**STATED PROBLEM**
Write out every line below that includes the word "ψυχική".
## START SUPPLIED RECORDS
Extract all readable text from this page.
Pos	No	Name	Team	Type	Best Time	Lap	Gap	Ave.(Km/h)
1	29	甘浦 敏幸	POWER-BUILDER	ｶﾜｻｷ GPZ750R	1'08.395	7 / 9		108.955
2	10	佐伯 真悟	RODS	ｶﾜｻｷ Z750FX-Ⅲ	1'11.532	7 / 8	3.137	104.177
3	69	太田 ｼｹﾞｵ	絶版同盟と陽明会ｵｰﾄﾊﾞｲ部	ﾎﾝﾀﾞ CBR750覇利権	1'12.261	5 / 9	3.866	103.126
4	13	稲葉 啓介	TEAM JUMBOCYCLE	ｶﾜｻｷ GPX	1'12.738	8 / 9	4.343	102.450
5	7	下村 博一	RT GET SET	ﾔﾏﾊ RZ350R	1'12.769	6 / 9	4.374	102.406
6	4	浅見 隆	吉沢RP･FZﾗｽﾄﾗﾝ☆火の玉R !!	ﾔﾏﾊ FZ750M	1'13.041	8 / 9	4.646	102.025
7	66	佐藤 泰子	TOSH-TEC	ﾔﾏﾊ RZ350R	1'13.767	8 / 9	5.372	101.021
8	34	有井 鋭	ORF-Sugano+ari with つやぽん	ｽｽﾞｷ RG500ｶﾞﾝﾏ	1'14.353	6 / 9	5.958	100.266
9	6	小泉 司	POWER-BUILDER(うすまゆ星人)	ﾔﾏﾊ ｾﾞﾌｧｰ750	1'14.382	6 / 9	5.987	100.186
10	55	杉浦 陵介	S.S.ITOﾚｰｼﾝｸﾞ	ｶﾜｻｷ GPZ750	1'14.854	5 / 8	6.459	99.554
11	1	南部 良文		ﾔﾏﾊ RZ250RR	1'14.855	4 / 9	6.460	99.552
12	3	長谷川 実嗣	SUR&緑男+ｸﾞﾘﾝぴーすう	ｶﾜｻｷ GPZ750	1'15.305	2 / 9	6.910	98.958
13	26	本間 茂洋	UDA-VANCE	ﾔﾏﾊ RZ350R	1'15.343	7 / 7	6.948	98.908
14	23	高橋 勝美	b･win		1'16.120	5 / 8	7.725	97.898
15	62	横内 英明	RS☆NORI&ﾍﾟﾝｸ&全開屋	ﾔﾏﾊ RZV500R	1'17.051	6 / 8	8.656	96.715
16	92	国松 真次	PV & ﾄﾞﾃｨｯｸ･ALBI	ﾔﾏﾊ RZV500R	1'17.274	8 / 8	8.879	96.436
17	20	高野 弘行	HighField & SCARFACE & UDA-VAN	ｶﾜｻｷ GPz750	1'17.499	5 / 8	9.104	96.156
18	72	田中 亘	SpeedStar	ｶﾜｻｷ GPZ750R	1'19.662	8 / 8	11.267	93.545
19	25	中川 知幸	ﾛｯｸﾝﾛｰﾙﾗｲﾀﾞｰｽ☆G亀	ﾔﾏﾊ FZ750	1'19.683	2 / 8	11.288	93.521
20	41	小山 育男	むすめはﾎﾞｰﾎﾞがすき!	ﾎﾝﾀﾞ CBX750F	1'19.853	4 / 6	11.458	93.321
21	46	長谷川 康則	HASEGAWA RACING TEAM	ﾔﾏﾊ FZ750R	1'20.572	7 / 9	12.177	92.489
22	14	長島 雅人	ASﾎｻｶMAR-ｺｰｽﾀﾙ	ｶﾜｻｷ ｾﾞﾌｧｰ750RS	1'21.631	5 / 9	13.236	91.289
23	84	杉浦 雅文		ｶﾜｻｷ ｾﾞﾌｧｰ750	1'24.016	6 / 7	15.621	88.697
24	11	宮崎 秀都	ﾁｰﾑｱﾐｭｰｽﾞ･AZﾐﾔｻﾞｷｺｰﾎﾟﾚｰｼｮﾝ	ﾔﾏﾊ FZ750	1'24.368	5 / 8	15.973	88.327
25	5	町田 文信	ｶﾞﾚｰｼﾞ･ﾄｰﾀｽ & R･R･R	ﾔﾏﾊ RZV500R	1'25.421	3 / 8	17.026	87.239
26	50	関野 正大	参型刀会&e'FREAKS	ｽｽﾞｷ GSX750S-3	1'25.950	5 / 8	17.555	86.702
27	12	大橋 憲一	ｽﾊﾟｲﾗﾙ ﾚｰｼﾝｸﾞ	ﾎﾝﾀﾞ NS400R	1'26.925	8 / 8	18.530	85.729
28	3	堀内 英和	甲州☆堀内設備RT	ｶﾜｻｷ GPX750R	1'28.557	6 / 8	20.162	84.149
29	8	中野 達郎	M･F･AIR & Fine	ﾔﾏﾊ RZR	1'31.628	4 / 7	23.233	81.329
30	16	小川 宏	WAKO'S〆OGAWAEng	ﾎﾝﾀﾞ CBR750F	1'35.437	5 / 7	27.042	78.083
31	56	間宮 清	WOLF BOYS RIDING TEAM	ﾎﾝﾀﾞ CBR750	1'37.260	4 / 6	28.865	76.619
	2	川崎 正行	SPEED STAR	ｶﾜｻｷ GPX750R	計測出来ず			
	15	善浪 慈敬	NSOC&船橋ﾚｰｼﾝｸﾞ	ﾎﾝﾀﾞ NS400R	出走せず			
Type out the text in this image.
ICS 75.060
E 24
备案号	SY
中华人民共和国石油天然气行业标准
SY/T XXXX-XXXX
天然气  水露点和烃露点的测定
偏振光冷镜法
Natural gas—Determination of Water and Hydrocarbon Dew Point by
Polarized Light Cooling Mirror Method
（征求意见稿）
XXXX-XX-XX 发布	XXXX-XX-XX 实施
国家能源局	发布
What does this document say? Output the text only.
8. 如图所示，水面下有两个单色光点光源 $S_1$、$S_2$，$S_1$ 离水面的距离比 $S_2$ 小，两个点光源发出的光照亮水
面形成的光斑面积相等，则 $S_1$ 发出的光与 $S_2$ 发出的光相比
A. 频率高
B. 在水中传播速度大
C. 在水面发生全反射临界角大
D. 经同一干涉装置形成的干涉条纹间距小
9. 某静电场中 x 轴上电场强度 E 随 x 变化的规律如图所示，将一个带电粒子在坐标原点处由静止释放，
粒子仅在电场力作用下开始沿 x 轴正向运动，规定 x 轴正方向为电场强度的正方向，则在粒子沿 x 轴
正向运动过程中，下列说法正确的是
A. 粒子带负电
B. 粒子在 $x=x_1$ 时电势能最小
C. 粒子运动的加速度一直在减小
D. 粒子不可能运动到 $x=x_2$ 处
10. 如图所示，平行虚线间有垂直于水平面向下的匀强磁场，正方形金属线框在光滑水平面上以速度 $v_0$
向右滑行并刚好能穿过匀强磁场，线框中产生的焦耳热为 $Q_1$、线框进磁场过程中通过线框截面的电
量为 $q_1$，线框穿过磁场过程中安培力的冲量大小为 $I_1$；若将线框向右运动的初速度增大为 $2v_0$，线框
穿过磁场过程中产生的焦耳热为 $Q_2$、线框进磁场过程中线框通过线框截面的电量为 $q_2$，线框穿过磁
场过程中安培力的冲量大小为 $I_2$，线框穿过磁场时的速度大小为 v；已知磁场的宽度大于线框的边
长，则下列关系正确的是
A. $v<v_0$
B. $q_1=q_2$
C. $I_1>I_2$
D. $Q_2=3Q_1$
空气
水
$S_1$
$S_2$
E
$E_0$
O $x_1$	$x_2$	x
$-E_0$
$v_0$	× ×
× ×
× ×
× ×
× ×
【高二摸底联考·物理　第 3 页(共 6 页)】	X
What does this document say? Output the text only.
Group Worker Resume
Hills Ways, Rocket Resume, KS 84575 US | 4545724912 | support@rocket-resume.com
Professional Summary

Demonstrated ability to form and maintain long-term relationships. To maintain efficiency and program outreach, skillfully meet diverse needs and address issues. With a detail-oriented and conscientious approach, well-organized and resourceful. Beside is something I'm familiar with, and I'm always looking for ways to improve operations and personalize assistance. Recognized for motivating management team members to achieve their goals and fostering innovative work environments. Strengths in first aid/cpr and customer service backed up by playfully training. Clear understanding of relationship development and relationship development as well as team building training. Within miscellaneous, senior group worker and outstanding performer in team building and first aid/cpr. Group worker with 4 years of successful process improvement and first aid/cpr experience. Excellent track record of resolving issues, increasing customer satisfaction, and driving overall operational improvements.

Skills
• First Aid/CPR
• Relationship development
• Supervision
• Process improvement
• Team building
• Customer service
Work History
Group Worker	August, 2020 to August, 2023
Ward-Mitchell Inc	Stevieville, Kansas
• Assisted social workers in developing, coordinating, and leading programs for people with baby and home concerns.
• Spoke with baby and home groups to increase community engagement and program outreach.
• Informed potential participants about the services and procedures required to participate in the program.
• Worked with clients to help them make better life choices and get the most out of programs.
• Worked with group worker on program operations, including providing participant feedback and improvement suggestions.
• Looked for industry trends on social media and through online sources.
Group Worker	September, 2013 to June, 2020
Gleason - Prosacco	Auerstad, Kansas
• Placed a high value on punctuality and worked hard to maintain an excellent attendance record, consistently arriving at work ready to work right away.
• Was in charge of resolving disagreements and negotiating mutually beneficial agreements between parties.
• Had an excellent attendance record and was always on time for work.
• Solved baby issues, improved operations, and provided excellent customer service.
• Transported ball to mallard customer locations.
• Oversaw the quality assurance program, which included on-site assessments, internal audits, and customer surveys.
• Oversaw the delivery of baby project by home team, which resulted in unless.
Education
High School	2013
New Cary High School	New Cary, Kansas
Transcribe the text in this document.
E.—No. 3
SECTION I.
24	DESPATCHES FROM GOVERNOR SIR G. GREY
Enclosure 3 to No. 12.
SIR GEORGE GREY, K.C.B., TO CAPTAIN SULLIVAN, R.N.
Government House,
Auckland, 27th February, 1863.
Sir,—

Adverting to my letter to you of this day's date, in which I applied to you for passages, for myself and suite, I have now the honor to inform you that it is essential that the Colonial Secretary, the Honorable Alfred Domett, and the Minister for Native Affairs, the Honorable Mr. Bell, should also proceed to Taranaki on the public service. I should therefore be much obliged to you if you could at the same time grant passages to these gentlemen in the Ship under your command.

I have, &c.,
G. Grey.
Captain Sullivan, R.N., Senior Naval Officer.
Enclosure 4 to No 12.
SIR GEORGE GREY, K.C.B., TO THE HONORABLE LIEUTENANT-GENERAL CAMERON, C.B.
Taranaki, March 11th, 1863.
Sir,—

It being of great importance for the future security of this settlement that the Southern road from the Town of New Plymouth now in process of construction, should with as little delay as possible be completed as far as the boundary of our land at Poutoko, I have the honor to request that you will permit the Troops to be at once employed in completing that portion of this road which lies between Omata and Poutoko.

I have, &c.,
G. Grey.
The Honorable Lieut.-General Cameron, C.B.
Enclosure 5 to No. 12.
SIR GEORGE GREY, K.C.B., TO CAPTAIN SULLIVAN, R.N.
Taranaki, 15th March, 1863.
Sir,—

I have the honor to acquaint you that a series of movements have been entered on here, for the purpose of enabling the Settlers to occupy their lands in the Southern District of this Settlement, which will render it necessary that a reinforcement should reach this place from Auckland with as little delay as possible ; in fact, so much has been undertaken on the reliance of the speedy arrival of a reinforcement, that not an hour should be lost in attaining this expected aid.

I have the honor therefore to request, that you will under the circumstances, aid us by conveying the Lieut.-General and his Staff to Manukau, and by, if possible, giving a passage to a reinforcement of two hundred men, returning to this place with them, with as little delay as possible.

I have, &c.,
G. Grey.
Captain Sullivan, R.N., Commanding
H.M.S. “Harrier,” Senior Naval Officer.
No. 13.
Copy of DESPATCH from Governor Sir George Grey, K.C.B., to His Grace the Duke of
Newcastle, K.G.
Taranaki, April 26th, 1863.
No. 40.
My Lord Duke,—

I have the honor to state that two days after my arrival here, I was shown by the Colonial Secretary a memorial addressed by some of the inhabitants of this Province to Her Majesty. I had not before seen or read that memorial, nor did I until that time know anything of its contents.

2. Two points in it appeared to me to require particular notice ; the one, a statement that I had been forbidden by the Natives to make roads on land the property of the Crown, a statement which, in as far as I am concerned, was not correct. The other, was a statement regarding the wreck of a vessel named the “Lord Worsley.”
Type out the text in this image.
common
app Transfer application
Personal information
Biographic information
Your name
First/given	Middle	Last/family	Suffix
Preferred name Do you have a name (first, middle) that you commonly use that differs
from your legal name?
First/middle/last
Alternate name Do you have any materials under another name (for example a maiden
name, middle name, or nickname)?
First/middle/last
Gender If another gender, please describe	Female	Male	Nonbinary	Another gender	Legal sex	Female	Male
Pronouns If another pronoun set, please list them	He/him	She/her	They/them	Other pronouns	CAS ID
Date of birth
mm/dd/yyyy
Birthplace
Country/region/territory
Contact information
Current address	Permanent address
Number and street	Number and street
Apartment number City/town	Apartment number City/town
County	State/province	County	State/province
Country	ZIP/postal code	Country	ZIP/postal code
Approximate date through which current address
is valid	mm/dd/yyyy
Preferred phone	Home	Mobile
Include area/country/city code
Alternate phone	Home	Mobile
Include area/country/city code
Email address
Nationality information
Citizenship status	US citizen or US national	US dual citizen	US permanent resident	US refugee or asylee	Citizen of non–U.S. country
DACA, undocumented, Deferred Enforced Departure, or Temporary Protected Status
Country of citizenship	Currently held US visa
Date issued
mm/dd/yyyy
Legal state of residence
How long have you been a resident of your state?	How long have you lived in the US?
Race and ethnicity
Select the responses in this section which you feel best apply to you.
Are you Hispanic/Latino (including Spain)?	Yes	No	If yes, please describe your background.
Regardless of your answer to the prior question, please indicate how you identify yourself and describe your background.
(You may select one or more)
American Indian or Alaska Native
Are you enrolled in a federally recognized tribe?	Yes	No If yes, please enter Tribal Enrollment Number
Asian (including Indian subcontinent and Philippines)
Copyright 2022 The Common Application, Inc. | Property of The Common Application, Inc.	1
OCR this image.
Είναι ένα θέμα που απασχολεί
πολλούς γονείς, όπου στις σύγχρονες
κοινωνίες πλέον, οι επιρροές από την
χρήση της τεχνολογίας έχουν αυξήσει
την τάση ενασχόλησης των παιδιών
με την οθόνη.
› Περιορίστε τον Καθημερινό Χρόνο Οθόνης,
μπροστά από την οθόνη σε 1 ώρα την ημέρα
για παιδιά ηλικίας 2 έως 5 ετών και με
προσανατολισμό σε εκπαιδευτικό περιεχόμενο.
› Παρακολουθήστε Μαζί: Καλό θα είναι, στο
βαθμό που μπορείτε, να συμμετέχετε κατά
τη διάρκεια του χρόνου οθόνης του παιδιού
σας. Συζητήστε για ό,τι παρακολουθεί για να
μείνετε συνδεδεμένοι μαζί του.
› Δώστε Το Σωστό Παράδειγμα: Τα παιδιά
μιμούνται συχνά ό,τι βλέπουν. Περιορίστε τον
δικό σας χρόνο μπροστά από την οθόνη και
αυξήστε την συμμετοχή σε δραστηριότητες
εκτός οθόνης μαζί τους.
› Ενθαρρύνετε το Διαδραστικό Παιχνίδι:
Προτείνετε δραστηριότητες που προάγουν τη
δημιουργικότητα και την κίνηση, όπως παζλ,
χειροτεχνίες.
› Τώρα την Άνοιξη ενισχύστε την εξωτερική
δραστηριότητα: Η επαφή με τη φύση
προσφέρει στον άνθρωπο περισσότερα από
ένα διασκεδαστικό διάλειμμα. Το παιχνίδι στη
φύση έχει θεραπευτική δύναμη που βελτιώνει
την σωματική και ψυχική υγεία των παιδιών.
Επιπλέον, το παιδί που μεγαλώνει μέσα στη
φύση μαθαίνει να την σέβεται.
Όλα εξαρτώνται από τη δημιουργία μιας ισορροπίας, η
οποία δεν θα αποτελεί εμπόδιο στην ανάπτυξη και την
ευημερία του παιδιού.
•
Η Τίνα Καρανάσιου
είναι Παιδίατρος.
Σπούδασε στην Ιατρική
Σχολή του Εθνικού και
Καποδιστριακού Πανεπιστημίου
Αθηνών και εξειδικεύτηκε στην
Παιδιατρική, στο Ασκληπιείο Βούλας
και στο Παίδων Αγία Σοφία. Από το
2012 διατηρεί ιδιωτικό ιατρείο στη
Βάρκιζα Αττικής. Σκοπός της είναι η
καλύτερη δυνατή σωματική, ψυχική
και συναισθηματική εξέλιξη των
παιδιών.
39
## END SUPPLIED RECORDS
**WRITTEN SOLUTION**
την σωματική και ψυχική υγεία των παιδιών.
καλύτερη δυνατή σωματική, ψυχική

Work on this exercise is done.